*Instructions for the task*
Make an exact copy of all the material below, apart from the pictures.

*Dataset records*
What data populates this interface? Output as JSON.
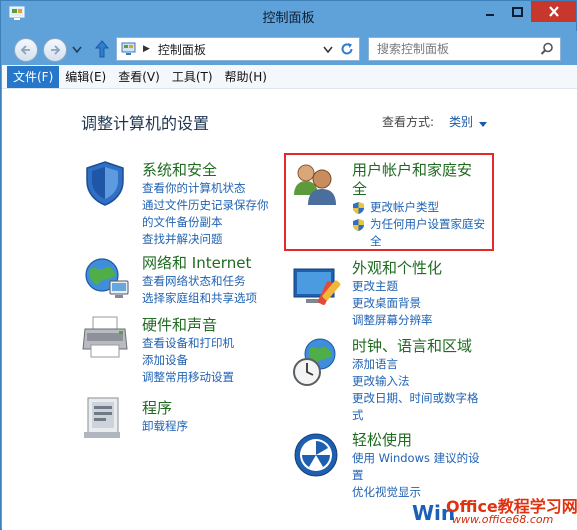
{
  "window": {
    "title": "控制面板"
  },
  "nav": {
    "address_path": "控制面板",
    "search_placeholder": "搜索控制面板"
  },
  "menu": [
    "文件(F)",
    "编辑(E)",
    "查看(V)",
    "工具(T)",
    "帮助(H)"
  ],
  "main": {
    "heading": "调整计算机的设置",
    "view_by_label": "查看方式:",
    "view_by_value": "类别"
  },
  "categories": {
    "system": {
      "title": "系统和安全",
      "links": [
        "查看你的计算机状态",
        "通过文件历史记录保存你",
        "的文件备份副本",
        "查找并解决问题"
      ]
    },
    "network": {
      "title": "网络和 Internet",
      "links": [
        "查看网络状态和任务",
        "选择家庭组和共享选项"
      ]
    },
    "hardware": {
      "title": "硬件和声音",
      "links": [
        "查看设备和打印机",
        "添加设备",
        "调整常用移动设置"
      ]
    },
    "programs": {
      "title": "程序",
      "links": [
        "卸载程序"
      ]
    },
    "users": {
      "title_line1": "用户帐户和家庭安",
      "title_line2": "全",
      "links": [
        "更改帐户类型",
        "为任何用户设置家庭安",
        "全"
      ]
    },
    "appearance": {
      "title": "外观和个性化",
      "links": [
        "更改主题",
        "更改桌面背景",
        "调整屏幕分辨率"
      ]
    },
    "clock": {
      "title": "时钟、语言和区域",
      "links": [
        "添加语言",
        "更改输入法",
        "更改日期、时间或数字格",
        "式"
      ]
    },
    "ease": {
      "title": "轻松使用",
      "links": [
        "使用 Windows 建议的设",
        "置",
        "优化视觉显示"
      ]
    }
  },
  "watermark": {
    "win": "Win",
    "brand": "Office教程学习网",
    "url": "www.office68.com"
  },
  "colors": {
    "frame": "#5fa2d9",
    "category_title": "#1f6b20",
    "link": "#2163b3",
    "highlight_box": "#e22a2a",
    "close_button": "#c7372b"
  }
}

*Task result*
What data populates this interface? Output as JSON.
{
  "window": {
    "title": "控制面板"
  },
  "nav": {
    "address_path": "控制面板",
    "search_placeholder": "搜索控制面板"
  },
  "menu": [
    "文件(F)",
    "编辑(E)",
    "查看(V)",
    "工具(T)",
    "帮助(H)"
  ],
  "main": {
    "heading": "调整计算机的设置",
    "view_by_label": "查看方式:",
    "view_by_value": "类别"
  },
  "categories": {
    "system": {
      "title": "系统和安全",
      "links": [
        "查看你的计算机状态",
        "通过文件历史记录保存你",
        "的文件备份副本",
        "查找并解决问题"
      ]
    },
    "network": {
      "title": "网络和 Internet",
      "links": [
        "查看网络状态和任务",
        "选择家庭组和共享选项"
      ]
    },
    "hardware": {
      "title": "硬件和声音",
      "links": [
        "查看设备和打印机",
        "添加设备",
        "调整常用移动设置"
      ]
    },
    "programs": {
      "title": "程序",
      "links": [
        "卸载程序"
      ]
    },
    "users": {
      "title_line1": "用户帐户和家庭安",
      "title_line2": "全",
      "links": [
        "更改帐户类型",
        "为任何用户设置家庭安",
        "全"
      ]
    },
    "appearance": {
      "title": "外观和个性化",
      "links": [
        "更改主题",
        "更改桌面背景",
        "调整屏幕分辨率"
      ]
    },
    "clock": {
      "title": "时钟、语言和区域",
      "links": [
        "添加语言",
        "更改输入法",
        "更改日期、时间或数字格",
        "式"
      ]
    },
    "ease": {
      "title": "轻松使用",
      "links": [
        "使用 Windows 建议的设",
        "置",
        "优化视觉显示"
      ]
    }
  },
  "watermark": {
    "win": "Win",
    "brand": "Office教程学习网",
    "url": "www.office68.com"
  },
  "colors": {
    "frame": "#5fa2d9",
    "category_title": "#1f6b20",
    "link": "#2163b3",
    "highlight_box": "#e22a2a",
    "close_button": "#c7372b"
  }
}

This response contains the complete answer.